::: Data rows

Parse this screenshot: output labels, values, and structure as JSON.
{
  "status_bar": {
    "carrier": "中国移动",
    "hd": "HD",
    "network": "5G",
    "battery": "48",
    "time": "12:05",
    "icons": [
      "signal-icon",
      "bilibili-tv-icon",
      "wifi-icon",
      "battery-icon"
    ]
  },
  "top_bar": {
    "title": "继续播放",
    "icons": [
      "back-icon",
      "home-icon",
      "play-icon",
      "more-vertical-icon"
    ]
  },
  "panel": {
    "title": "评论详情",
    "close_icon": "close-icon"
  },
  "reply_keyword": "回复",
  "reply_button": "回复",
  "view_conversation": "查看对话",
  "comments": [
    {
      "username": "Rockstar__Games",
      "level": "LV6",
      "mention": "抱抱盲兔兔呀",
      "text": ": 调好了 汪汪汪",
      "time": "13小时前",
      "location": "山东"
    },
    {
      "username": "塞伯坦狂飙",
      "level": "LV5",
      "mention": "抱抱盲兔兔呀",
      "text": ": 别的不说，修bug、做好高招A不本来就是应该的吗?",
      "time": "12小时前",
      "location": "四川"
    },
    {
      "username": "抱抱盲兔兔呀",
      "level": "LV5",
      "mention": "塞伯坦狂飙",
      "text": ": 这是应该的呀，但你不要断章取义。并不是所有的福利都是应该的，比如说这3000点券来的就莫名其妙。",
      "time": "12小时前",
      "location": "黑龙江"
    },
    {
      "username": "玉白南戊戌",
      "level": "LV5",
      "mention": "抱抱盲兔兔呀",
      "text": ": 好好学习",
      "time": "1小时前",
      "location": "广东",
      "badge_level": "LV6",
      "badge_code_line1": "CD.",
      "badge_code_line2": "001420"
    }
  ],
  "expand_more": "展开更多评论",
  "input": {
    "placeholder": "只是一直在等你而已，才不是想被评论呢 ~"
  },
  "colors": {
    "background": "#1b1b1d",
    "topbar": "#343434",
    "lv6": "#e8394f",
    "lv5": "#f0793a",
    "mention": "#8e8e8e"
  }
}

::::::

» **What you will do**
Wherever "text" shows up in a line, copy that line.

» **Problem solution**
      "text": ": 调好了 汪汪汪",
      "text": ": 别的不说，修bug、做好高招A不本来就是应该的吗?",
      "text": ": 这是应该的呀，但你不要断章取义。并不是所有的福利都是应该的，比如说这3000点券来的就莫名其妙。",
      "text": ": 好好学习",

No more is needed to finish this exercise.